WHAT TO WORK ON:
Which lines hold the word "demo"? Copy each one.

RECORDS SHOWN:
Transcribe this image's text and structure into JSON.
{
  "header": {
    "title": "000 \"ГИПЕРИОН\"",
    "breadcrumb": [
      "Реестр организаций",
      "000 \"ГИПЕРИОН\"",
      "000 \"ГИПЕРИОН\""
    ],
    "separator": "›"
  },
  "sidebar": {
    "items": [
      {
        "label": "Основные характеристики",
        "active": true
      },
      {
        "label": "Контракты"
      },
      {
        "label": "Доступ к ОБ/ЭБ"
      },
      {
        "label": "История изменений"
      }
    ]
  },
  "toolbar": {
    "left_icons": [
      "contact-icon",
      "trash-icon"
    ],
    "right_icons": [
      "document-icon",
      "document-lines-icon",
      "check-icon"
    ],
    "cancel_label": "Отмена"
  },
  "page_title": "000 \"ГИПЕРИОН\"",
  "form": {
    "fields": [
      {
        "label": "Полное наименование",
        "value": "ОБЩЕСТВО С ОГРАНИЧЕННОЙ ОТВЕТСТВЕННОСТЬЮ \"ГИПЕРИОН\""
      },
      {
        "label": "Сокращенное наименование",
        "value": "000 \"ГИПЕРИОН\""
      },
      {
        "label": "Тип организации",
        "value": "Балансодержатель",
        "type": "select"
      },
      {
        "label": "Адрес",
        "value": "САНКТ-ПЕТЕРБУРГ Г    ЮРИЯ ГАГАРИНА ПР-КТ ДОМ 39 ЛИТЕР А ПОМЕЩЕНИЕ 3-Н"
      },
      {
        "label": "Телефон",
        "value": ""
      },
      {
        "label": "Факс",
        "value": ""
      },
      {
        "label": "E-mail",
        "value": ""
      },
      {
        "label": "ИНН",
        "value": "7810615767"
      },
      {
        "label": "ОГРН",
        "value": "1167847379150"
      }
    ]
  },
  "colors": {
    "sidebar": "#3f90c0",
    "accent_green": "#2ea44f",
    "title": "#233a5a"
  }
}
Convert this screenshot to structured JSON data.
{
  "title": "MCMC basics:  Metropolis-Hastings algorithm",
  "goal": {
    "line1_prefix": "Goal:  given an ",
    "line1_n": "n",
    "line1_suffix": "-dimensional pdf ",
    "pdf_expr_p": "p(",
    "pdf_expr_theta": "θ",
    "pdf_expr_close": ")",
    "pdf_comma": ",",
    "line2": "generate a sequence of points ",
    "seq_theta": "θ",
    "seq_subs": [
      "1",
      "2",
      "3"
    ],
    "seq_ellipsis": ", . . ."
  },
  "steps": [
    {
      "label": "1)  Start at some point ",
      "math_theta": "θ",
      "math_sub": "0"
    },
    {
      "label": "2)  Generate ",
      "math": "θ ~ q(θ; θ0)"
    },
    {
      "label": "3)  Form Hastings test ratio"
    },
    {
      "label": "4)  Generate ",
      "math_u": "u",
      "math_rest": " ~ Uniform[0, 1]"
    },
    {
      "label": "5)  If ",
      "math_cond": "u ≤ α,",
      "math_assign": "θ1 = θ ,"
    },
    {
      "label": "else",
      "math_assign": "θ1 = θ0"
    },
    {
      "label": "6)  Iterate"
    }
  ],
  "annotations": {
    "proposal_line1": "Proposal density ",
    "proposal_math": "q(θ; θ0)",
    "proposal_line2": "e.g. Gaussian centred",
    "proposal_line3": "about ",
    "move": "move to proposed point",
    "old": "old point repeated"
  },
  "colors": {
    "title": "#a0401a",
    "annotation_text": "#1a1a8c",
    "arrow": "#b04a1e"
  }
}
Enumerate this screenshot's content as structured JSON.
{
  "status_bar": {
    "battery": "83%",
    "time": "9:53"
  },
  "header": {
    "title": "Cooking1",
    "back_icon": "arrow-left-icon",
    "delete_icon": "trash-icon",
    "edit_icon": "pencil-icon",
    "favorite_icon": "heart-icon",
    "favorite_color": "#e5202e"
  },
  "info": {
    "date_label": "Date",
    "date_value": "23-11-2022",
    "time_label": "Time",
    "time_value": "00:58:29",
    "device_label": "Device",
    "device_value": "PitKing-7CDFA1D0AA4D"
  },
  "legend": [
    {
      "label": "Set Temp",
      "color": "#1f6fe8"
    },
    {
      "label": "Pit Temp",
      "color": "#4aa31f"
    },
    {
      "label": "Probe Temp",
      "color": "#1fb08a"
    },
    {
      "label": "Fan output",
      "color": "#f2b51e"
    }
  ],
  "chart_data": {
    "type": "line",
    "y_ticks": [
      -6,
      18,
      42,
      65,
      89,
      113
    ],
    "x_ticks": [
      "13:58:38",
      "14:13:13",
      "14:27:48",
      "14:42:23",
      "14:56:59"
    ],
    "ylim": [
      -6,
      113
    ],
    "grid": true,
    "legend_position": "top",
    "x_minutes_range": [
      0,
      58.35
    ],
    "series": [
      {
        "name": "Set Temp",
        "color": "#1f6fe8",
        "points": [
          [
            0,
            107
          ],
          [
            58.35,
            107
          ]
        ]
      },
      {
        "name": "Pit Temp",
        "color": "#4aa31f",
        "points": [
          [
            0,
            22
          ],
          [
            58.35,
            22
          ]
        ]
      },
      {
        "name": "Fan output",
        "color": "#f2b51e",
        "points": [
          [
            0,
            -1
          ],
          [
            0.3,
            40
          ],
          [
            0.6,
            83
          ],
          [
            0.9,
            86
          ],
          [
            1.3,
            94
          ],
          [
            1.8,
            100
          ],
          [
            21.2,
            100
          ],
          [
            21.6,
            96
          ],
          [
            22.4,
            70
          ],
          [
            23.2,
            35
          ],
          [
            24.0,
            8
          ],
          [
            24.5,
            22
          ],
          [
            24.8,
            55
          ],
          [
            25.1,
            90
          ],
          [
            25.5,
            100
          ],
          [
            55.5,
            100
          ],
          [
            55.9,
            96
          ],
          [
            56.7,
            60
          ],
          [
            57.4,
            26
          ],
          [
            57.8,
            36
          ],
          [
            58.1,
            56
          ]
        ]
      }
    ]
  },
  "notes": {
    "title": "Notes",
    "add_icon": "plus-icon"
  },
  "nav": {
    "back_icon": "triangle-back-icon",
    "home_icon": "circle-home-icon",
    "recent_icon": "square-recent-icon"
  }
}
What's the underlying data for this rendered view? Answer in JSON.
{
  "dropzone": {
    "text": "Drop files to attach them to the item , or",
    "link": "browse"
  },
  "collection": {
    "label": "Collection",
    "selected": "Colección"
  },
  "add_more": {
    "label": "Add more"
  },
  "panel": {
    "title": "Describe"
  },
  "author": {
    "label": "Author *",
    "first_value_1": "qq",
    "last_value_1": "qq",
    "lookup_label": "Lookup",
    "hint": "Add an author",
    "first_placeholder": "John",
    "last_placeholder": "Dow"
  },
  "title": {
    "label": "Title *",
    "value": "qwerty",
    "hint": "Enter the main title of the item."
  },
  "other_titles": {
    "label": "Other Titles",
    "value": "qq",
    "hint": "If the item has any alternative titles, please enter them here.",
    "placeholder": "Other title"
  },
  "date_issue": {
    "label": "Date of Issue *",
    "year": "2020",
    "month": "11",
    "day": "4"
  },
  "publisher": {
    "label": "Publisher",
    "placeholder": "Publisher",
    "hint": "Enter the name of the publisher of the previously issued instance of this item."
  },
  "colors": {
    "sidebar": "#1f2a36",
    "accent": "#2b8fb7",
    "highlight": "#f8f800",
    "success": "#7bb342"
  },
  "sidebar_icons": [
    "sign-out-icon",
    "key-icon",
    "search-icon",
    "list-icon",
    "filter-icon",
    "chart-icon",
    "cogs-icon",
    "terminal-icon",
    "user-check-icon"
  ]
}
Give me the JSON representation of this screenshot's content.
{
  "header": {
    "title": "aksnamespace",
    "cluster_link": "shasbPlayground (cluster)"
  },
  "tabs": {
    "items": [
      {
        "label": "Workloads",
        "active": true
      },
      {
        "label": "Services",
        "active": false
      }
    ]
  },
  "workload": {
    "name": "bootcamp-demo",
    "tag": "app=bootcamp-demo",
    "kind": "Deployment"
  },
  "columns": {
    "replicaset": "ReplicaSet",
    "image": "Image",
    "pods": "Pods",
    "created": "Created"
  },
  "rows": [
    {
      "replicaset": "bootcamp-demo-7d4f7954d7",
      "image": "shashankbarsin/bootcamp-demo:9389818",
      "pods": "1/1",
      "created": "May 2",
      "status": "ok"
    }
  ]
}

EXERCISE OUTPUT:
    "name": "bootcamp-demo",
    "tag": "app=bootcamp-demo",
      "replicaset": "bootcamp-demo-7d4f7954d7",
      "image": "shashankbarsin/bootcamp-demo:9389818",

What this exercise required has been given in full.